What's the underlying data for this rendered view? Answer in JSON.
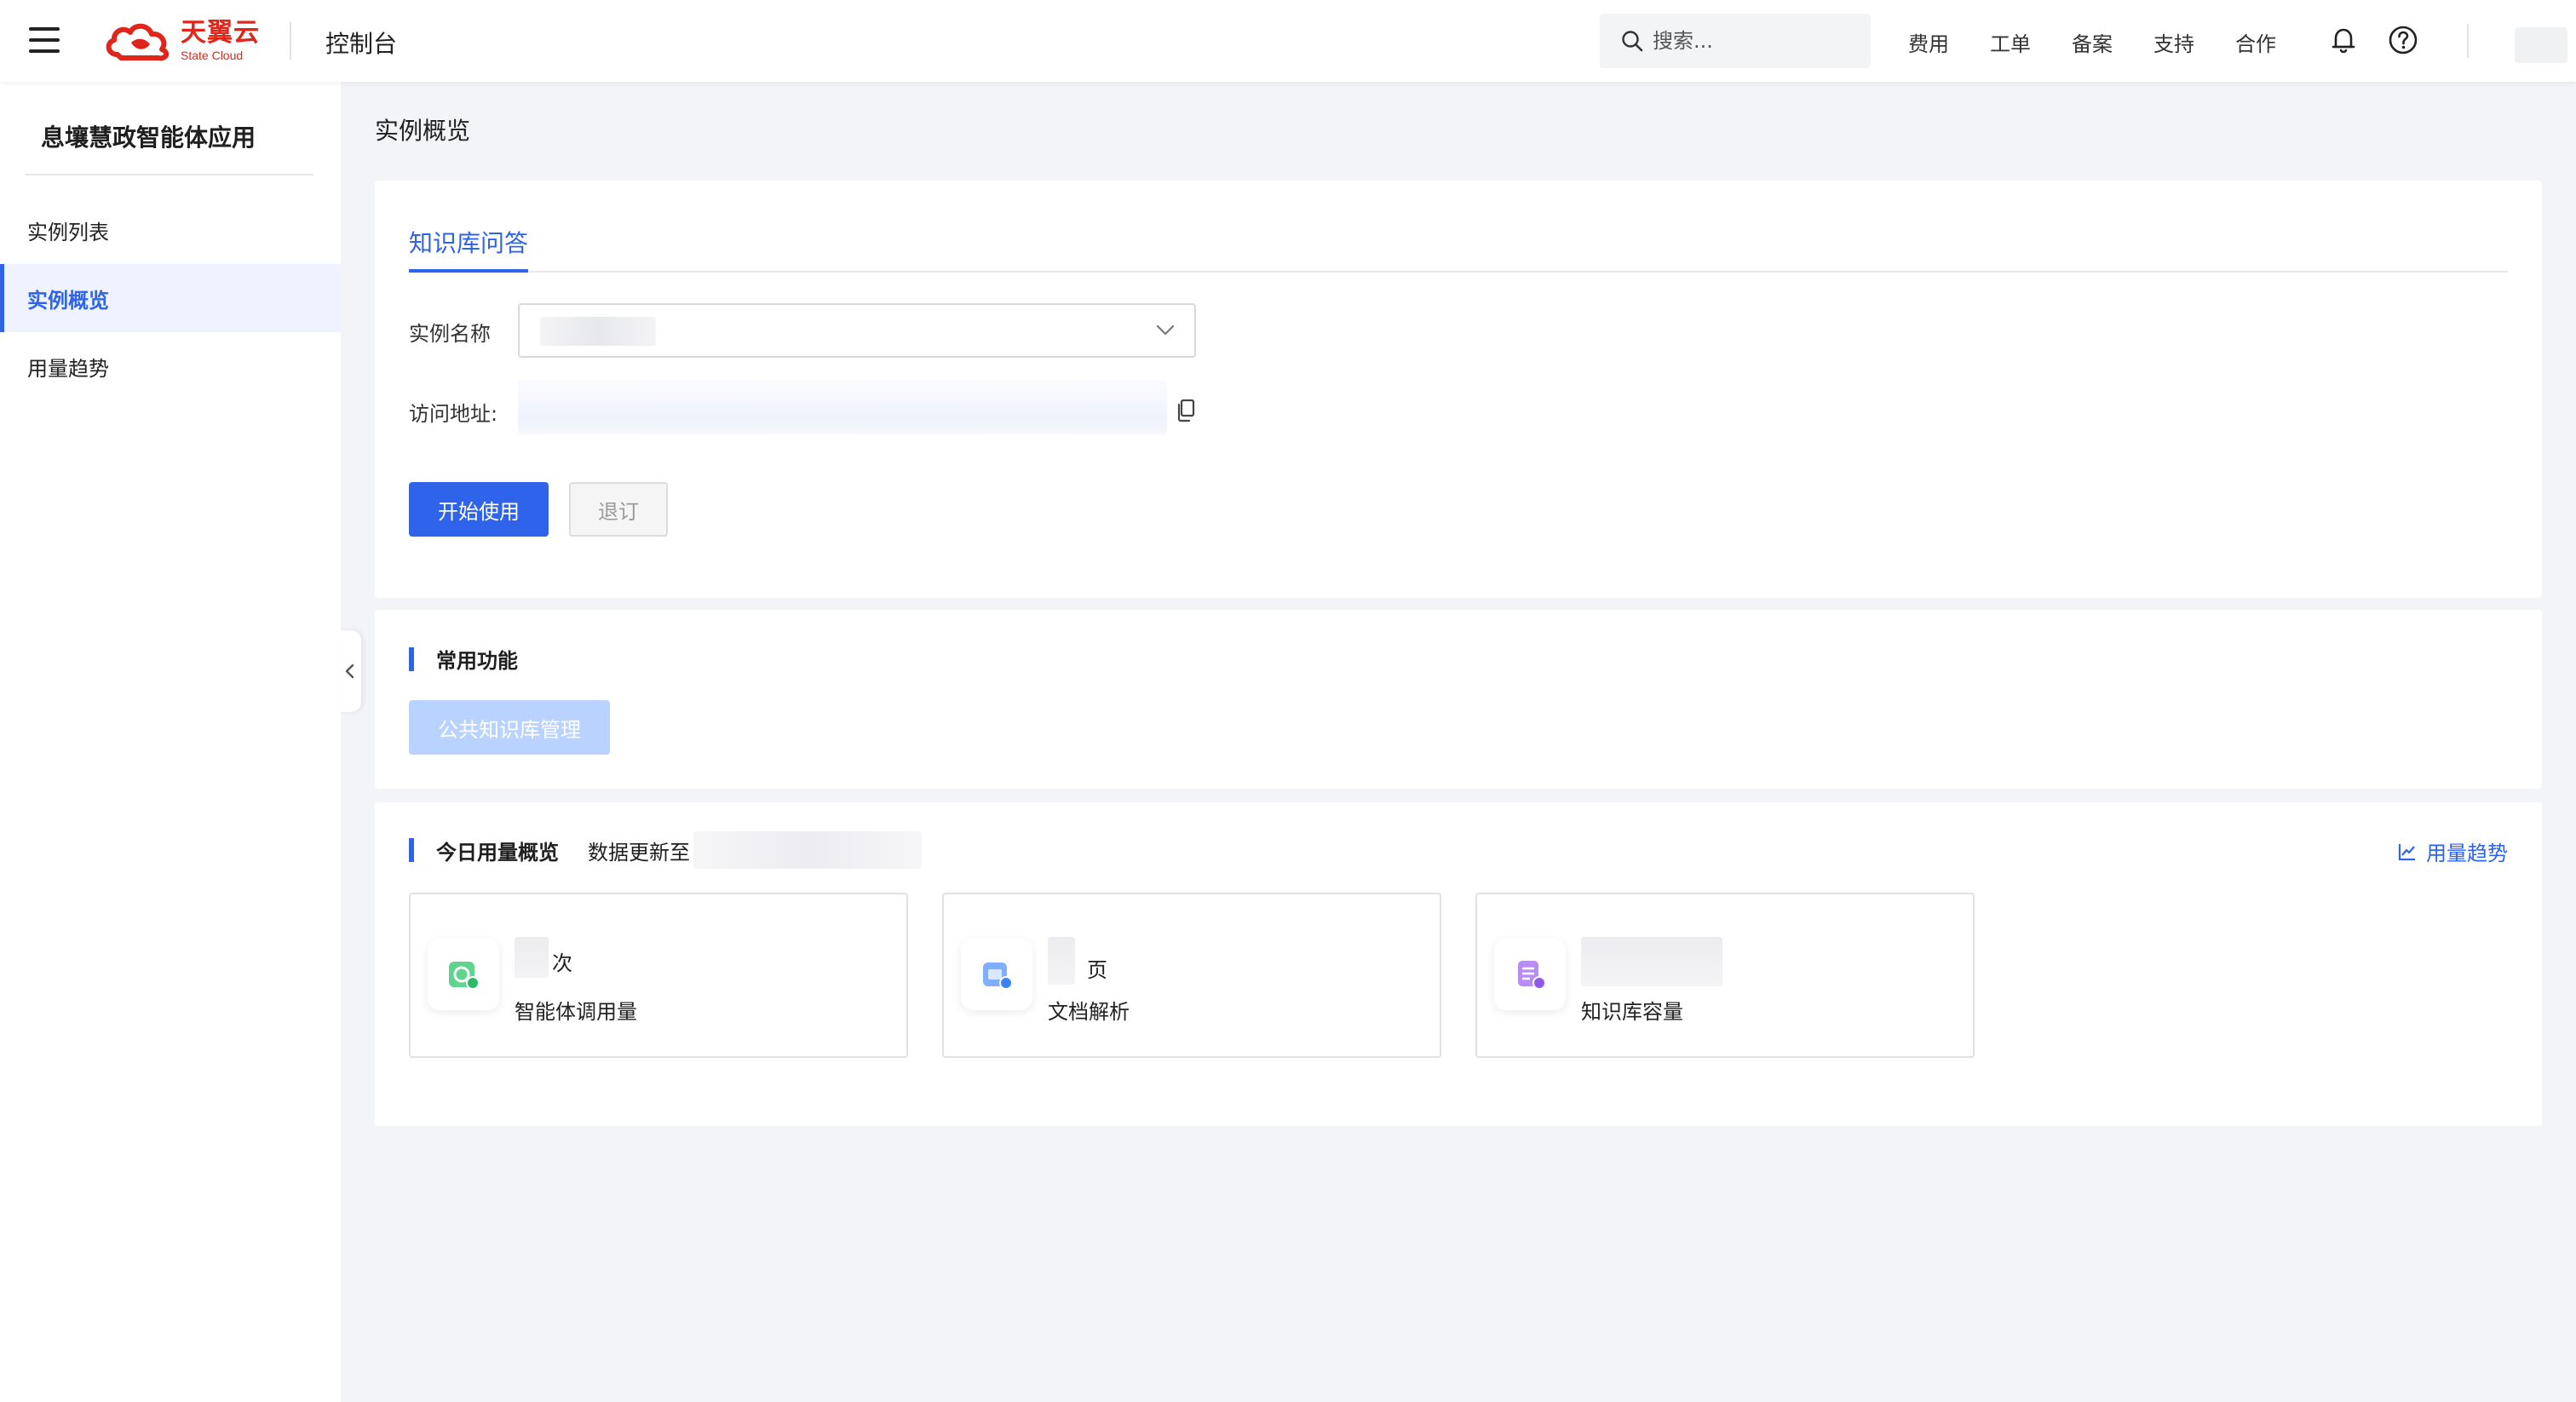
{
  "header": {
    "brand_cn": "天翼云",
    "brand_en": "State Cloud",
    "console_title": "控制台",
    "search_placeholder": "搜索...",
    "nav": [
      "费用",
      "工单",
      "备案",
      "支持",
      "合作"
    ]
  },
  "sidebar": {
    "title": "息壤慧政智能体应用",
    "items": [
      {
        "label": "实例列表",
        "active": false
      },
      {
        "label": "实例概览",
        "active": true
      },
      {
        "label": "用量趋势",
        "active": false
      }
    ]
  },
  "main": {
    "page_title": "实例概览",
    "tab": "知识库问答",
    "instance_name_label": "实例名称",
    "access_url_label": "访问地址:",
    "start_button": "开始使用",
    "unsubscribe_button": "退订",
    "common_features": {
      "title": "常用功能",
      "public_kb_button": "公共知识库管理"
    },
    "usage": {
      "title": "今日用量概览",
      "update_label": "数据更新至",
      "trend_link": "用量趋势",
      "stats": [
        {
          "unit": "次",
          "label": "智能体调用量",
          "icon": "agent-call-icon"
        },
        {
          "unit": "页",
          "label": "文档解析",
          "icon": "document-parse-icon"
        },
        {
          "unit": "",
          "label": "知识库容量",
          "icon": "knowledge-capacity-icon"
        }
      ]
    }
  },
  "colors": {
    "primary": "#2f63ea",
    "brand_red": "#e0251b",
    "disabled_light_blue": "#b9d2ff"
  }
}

++++++++

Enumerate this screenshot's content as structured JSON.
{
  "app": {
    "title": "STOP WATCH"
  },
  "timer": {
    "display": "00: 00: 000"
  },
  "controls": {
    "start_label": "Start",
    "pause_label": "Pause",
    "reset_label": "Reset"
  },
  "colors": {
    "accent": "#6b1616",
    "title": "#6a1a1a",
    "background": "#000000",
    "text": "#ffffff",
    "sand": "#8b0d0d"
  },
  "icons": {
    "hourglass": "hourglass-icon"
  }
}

++++++++

_STATED EXERCISE:_
Find how many lines hold the string "this", and state that number alone.

_OUTPUT:_
2